YOUR GOAL - Write the data out again, character for character, with no images.

>> Begin RECORDS FOR THIS TASK

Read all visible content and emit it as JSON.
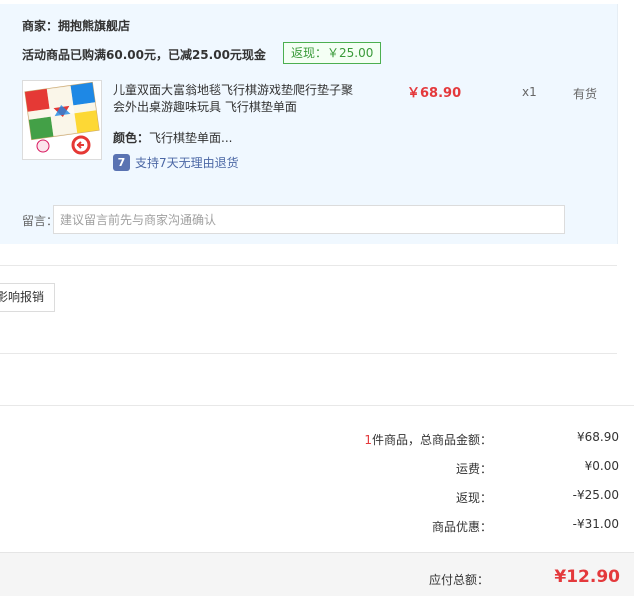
{
  "shop": {
    "merchant_label": "商家：拥抱熊旗舰店",
    "promo_text": "活动商品已购满60.00元，已减25.00元现金",
    "rebate_tag": "返现：￥25.00"
  },
  "item": {
    "title": "儿童双面大富翁地毯飞行棋游戏垫爬行垫子聚会外出桌游趣味玩具 飞行棋垫单面",
    "price": "￥68.90",
    "quantity": "x1",
    "stock": "有货",
    "spec_label": "颜色：",
    "spec_value": "飞行棋垫单面...",
    "return_icon_text": "7",
    "return_text": "支持7天无理由退货"
  },
  "message": {
    "label": "留言：",
    "placeholder": "建议留言前先与商家沟通确认"
  },
  "side_button": "影响报销",
  "summary": {
    "count": "1",
    "goods_label": "件商品，总商品金额：",
    "goods_value": "¥68.90",
    "shipping_label": "运费：",
    "shipping_value": "¥0.00",
    "cashback_label": "返现：",
    "cashback_value": "-¥25.00",
    "discount_label": "商品优惠：",
    "discount_value": "-¥31.00",
    "total_label": "应付总额：",
    "total_value": "¥12.90"
  },
  "colors": {
    "accent_red": "#e4393c",
    "panel_bg": "#f0f8ff",
    "rebate_green": "#4caf50"
  }
}
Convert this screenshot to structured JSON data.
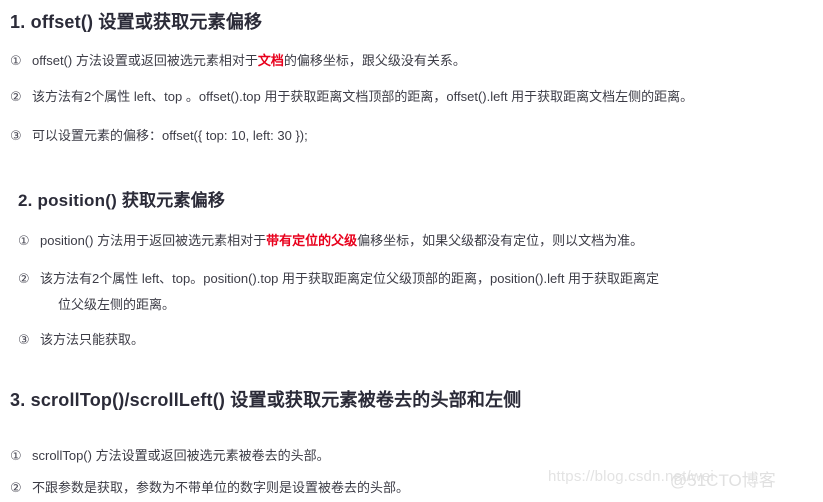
{
  "document": {
    "background_color": "#ffffff",
    "text_color": "#3c3c46",
    "heading_color": "#2b2b38",
    "highlight_color": "#e8001c",
    "watermark_color": "#e3e3e3"
  },
  "sections": [
    {
      "id": "offset",
      "heading_number": "1.",
      "heading_code": "offset()",
      "heading_text": "设置或获取元素偏移",
      "items": [
        {
          "marker": "①",
          "text_before": "offset() 方法设置或返回被选元素相对于",
          "highlight": "文档",
          "text_after": "的偏移坐标，跟父级没有关系。"
        },
        {
          "marker": "②",
          "text_before": "该方法有2个属性 left、top 。offset().top 用于获取距离文档顶部的距离，offset().left 用于获取距离文档左侧的距离。",
          "highlight": "",
          "text_after": ""
        },
        {
          "marker": "③",
          "text_before": "可以设置元素的偏移：offset({ top: 10, left: 30 });",
          "highlight": "",
          "text_after": ""
        }
      ]
    },
    {
      "id": "position",
      "heading_number": "2.",
      "heading_code": "position()",
      "heading_text": "获取元素偏移",
      "items": [
        {
          "marker": "①",
          "text_before": "position() 方法用于返回被选元素相对于",
          "highlight": "带有定位的父级",
          "text_after": "偏移坐标，如果父级都没有定位，则以文档为准。"
        },
        {
          "marker": "②",
          "text_before": "该方法有2个属性 left、top。position().top 用于获取距离定位父级顶部的距离，position().left 用于获取距离定",
          "highlight": "",
          "text_after": "",
          "wrapped_line": "位父级左侧的距离。"
        },
        {
          "marker": "③",
          "text_before": "该方法只能获取。",
          "highlight": "",
          "text_after": ""
        }
      ]
    },
    {
      "id": "scrolltop-scrollleft",
      "heading_number": "3.",
      "heading_code": "scrollTop()/scrollLeft()",
      "heading_text": "设置或获取元素被卷去的头部和左侧",
      "items": [
        {
          "marker": "①",
          "text_before": "scrollTop() 方法设置或返回被选元素被卷去的头部。",
          "highlight": "",
          "text_after": ""
        },
        {
          "marker": "②",
          "text_before": "不跟参数是获取，参数为不带单位的数字则是设置被卷去的头部。",
          "highlight": "",
          "text_after": ""
        }
      ]
    }
  ],
  "watermark": {
    "url_text": "https://blog.csdn.net/wei",
    "brand_text": "@51CTO博客"
  }
}
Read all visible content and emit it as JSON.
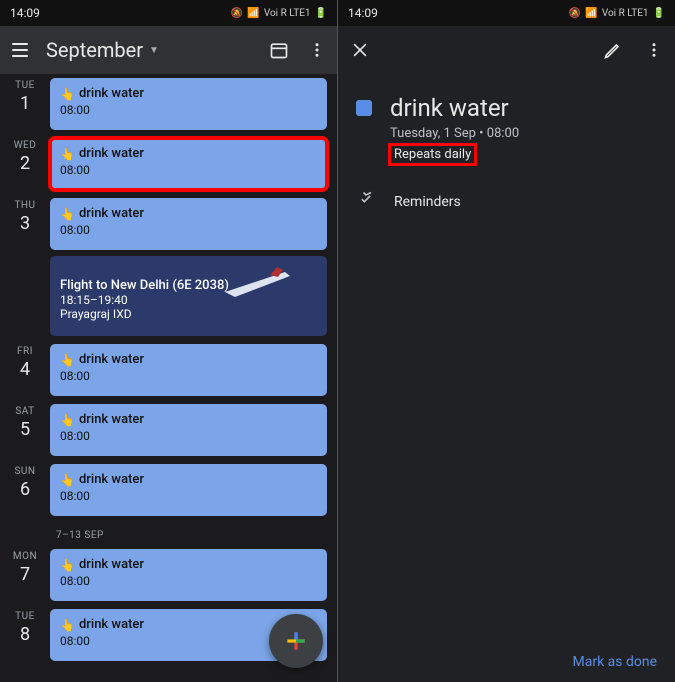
{
  "left": {
    "statusbar": {
      "time": "14:09",
      "indicators": "Voi R  LTE1"
    },
    "header": {
      "month": "September"
    },
    "days": [
      {
        "label": "TUE",
        "num": "1",
        "events": [
          {
            "title": "drink water",
            "time": "08:00",
            "highlight": false
          }
        ]
      },
      {
        "label": "WED",
        "num": "2",
        "events": [
          {
            "title": "drink water",
            "time": "08:00",
            "highlight": true
          }
        ]
      },
      {
        "label": "THU",
        "num": "3",
        "events": [
          {
            "title": "drink water",
            "time": "08:00"
          }
        ],
        "flight": {
          "title": "Flight to New Delhi (6E 2038)",
          "time": "18:15–19:40",
          "from": "Prayagraj IXD"
        }
      },
      {
        "label": "FRI",
        "num": "4",
        "events": [
          {
            "title": "drink water",
            "time": "08:00"
          }
        ]
      },
      {
        "label": "SAT",
        "num": "5",
        "events": [
          {
            "title": "drink water",
            "time": "08:00"
          }
        ]
      },
      {
        "label": "SUN",
        "num": "6",
        "events": [
          {
            "title": "drink water",
            "time": "08:00"
          }
        ]
      }
    ],
    "week_header": "7–13 SEP",
    "days2": [
      {
        "label": "MON",
        "num": "7",
        "events": [
          {
            "title": "drink water",
            "time": "08:00"
          }
        ]
      },
      {
        "label": "TUE",
        "num": "8",
        "events": [
          {
            "title": "drink water",
            "time": "08:00"
          }
        ]
      }
    ]
  },
  "right": {
    "statusbar": {
      "time": "14:09",
      "indicators": "Voi R  LTE1"
    },
    "title": "drink water",
    "subtitle": "Tuesday, 1 Sep • 08:00",
    "repeats": "Repeats daily",
    "reminders_label": "Reminders",
    "mark_done": "Mark as done"
  }
}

>> End RECORDS FOR THIS TASK

SOLUTION TO THIS EXERCISE -
Read all visible content and emit it as JSON.
{
  "shop": {
    "merchant_label": "商家：拥抱熊旗舰店",
    "promo_text": "活动商品已购满60.00元，已减25.00元现金",
    "rebate_tag": "返现：￥25.00"
  },
  "item": {
    "title": "儿童双面大富翁地毯飞行棋游戏垫爬行垫子聚会外出桌游趣味玩具 飞行棋垫单面",
    "price": "￥68.90",
    "quantity": "x1",
    "stock": "有货",
    "spec_label": "颜色：",
    "spec_value": "飞行棋垫单面...",
    "return_icon_text": "7",
    "return_text": "支持7天无理由退货"
  },
  "message": {
    "label": "留言：",
    "placeholder": "建议留言前先与商家沟通确认"
  },
  "side_button": "影响报销",
  "summary": {
    "count": "1",
    "goods_label": "件商品，总商品金额：",
    "goods_value": "¥68.90",
    "shipping_label": "运费：",
    "shipping_value": "¥0.00",
    "cashback_label": "返现：",
    "cashback_value": "-¥25.00",
    "discount_label": "商品优惠：",
    "discount_value": "-¥31.00",
    "total_label": "应付总额：",
    "total_value": "¥12.90"
  },
  "colors": {
    "accent_red": "#e4393c",
    "panel_bg": "#f0f8ff",
    "rebate_green": "#4caf50"
  }
}
Convert this screenshot to structured JSON data.
{
  "document": {
    "background_color": "#ffffff",
    "text_color": "#3c3c46",
    "heading_color": "#2b2b38",
    "highlight_color": "#e8001c",
    "watermark_color": "#e3e3e3"
  },
  "sections": [
    {
      "id": "offset",
      "heading_number": "1.",
      "heading_code": "offset()",
      "heading_text": "设置或获取元素偏移",
      "items": [
        {
          "marker": "①",
          "text_before": "offset() 方法设置或返回被选元素相对于",
          "highlight": "文档",
          "text_after": "的偏移坐标，跟父级没有关系。"
        },
        {
          "marker": "②",
          "text_before": "该方法有2个属性 left、top 。offset().top 用于获取距离文档顶部的距离，offset().left 用于获取距离文档左侧的距离。",
          "highlight": "",
          "text_after": ""
        },
        {
          "marker": "③",
          "text_before": "可以设置元素的偏移：offset({ top: 10, left: 30 });",
          "highlight": "",
          "text_after": ""
        }
      ]
    },
    {
      "id": "position",
      "heading_number": "2.",
      "heading_code": "position()",
      "heading_text": "获取元素偏移",
      "items": [
        {
          "marker": "①",
          "text_before": "position() 方法用于返回被选元素相对于",
          "highlight": "带有定位的父级",
          "text_after": "偏移坐标，如果父级都没有定位，则以文档为准。"
        },
        {
          "marker": "②",
          "text_before": "该方法有2个属性 left、top。position().top 用于获取距离定位父级顶部的距离，position().left 用于获取距离定",
          "highlight": "",
          "text_after": "",
          "wrapped_line": "位父级左侧的距离。"
        },
        {
          "marker": "③",
          "text_before": "该方法只能获取。",
          "highlight": "",
          "text_after": ""
        }
      ]
    },
    {
      "id": "scrolltop-scrollleft",
      "heading_number": "3.",
      "heading_code": "scrollTop()/scrollLeft()",
      "heading_text": "设置或获取元素被卷去的头部和左侧",
      "items": [
        {
          "marker": "①",
          "text_before": "scrollTop() 方法设置或返回被选元素被卷去的头部。",
          "highlight": "",
          "text_after": ""
        },
        {
          "marker": "②",
          "text_before": "不跟参数是获取，参数为不带单位的数字则是设置被卷去的头部。",
          "highlight": "",
          "text_after": ""
        }
      ]
    }
  ],
  "watermark": {
    "url_text": "https://blog.csdn.net/wei",
    "brand_text": "@51CTO博客"
  }
}
Read all visible content and emit it as JSON.
{
  "left": {
    "statusbar": {
      "time": "14:09",
      "indicators": "Voi R  LTE1"
    },
    "header": {
      "month": "September"
    },
    "days": [
      {
        "label": "TUE",
        "num": "1",
        "events": [
          {
            "title": "drink water",
            "time": "08:00",
            "highlight": false
          }
        ]
      },
      {
        "label": "WED",
        "num": "2",
        "events": [
          {
            "title": "drink water",
            "time": "08:00",
            "highlight": true
          }
        ]
      },
      {
        "label": "THU",
        "num": "3",
        "events": [
          {
            "title": "drink water",
            "time": "08:00"
          }
        ],
        "flight": {
          "title": "Flight to New Delhi (6E 2038)",
          "time": "18:15–19:40",
          "from": "Prayagraj IXD"
        }
      },
      {
        "label": "FRI",
        "num": "4",
        "events": [
          {
            "title": "drink water",
            "time": "08:00"
          }
        ]
      },
      {
        "label": "SAT",
        "num": "5",
        "events": [
          {
            "title": "drink water",
            "time": "08:00"
          }
        ]
      },
      {
        "label": "SUN",
        "num": "6",
        "events": [
          {
            "title": "drink water",
            "time": "08:00"
          }
        ]
      }
    ],
    "week_header": "7–13 SEP",
    "days2": [
      {
        "label": "MON",
        "num": "7",
        "events": [
          {
            "title": "drink water",
            "time": "08:00"
          }
        ]
      },
      {
        "label": "TUE",
        "num": "8",
        "events": [
          {
            "title": "drink water",
            "time": "08:00"
          }
        ]
      }
    ]
  },
  "right": {
    "statusbar": {
      "time": "14:09",
      "indicators": "Voi R  LTE1"
    },
    "title": "drink water",
    "subtitle": "Tuesday, 1 Sep • 08:00",
    "repeats": "Repeats daily",
    "reminders_label": "Reminders",
    "mark_done": "Mark as done"
  }
}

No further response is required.